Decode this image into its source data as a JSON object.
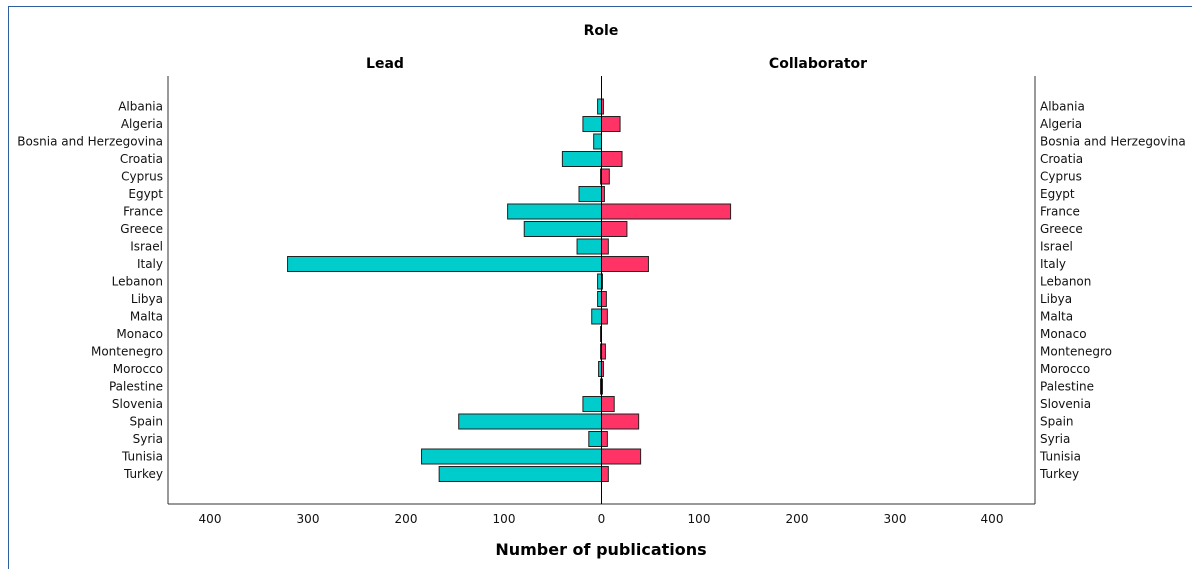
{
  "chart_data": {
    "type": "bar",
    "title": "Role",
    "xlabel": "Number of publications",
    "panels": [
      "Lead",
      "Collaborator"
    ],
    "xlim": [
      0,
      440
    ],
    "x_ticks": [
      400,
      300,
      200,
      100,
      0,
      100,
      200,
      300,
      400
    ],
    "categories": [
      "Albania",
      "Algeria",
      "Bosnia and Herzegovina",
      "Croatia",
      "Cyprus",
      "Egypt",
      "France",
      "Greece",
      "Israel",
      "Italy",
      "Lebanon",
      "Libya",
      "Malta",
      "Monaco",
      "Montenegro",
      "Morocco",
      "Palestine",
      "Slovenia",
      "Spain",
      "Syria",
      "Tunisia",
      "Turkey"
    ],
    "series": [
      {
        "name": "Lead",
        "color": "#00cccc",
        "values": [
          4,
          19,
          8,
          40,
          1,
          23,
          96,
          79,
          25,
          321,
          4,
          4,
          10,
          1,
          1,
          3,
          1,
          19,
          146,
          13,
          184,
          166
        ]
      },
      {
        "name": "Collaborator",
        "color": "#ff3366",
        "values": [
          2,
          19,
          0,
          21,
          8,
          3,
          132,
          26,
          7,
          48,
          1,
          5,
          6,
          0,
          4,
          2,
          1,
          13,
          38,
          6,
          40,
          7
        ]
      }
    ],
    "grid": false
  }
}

==

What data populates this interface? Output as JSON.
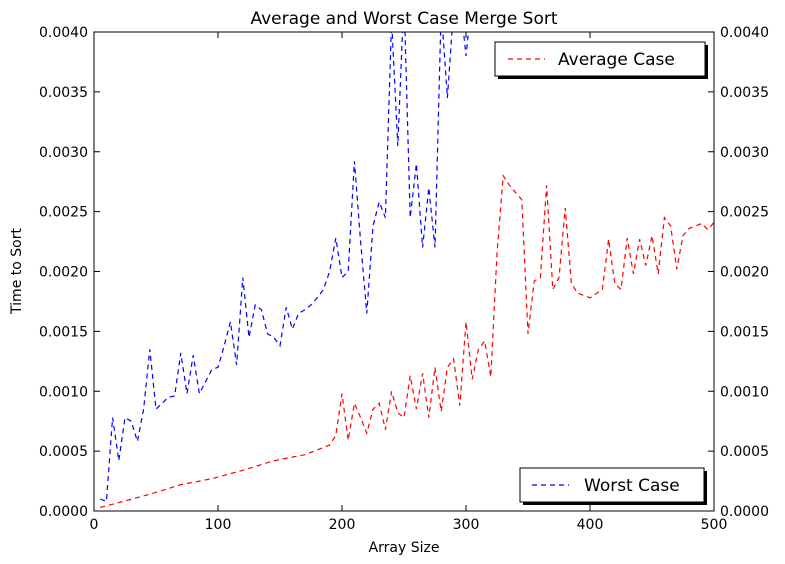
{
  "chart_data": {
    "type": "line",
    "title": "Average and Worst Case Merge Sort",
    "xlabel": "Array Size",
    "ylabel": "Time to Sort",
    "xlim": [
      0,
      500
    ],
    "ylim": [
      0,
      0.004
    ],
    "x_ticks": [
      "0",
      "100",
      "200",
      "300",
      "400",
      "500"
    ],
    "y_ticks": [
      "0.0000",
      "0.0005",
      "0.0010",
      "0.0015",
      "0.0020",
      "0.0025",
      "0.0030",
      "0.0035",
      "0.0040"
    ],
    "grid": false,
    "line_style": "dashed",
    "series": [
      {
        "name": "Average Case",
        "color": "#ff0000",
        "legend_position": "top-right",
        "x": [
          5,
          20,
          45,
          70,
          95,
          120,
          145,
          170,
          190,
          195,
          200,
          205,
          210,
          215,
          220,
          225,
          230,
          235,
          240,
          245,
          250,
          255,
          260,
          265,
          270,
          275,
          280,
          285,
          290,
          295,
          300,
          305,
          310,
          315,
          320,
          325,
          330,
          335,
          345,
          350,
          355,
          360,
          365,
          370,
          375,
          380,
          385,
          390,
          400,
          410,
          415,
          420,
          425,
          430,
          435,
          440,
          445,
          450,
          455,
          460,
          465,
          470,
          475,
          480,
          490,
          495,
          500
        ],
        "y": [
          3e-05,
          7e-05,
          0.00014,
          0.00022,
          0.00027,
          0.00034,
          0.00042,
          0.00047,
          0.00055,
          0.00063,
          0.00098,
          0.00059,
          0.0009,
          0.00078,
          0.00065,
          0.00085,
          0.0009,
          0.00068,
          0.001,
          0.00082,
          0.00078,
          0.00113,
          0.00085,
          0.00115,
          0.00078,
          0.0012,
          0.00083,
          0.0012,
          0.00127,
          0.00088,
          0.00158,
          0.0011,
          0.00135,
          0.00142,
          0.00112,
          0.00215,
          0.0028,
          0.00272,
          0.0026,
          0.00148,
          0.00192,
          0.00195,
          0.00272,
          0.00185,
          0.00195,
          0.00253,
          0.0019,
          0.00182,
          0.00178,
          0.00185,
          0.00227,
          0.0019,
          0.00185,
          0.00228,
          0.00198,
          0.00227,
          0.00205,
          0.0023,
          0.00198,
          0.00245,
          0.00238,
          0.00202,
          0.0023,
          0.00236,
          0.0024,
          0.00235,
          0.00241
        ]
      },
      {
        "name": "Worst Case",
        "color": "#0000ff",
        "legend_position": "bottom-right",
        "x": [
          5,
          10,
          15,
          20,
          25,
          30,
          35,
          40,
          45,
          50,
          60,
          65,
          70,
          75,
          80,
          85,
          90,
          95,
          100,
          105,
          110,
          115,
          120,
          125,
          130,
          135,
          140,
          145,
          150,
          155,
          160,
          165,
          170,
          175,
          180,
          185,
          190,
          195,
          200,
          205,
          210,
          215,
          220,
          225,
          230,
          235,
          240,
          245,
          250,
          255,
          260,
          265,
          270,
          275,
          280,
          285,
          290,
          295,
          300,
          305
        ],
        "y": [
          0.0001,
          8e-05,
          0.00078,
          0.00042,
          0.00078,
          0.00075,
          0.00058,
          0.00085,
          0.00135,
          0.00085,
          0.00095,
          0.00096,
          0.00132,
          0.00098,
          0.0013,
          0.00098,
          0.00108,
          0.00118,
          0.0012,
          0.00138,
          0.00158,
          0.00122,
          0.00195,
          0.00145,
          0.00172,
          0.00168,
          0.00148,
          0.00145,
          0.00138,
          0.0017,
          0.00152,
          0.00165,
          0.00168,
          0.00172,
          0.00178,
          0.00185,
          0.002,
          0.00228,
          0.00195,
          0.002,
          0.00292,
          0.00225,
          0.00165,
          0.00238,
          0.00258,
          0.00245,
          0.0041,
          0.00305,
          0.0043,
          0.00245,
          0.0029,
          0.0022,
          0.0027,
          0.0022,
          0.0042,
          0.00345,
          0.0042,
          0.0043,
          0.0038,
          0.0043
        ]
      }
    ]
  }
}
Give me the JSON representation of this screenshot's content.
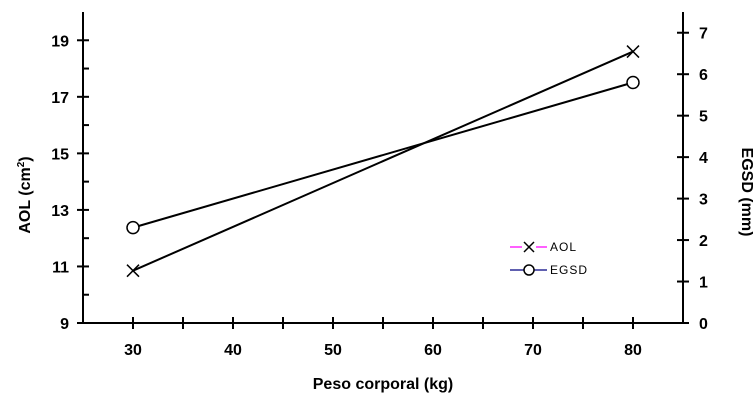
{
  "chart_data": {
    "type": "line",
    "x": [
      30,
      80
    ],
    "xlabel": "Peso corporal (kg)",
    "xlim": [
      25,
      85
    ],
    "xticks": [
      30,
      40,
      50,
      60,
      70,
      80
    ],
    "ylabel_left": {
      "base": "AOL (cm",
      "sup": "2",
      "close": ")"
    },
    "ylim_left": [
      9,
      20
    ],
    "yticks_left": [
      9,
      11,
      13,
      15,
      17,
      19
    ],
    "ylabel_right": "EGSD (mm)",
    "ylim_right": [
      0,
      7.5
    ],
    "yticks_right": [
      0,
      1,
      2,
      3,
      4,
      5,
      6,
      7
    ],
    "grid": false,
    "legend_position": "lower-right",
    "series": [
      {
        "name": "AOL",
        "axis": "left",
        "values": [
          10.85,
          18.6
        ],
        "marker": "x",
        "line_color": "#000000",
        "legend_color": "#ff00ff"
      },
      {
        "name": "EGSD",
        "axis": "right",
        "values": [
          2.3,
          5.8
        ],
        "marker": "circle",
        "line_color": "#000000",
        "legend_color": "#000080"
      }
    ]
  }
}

* _Description of the task_
Count the lines above that contain the word "JSON". Give only the number.

* _Solved exercise_
3